■ Problem to solve:
Extract all lines that hold "this" from the records below.

Saved entries
= = = = =

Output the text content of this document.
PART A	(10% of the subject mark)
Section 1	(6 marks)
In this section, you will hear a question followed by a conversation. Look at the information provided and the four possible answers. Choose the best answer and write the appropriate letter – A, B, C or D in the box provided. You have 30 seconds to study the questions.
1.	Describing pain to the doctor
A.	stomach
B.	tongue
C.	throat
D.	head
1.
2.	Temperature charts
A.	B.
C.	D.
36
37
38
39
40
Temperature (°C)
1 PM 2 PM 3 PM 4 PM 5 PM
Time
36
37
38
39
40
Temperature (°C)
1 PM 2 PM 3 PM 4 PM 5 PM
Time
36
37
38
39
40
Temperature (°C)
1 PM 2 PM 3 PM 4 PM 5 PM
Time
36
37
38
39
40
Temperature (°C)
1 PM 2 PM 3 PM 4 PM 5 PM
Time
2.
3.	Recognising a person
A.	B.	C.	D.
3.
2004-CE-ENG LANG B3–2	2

= = = = =

■ Result of the task:
Output the text content of this document.
In this section, you will hear a question followed by a conversation. Look at the information provided and the four possible answers. Choose the best answer and write the appropriate letter – A, B, C or D in the box provided. You have 30 seconds to study the questions.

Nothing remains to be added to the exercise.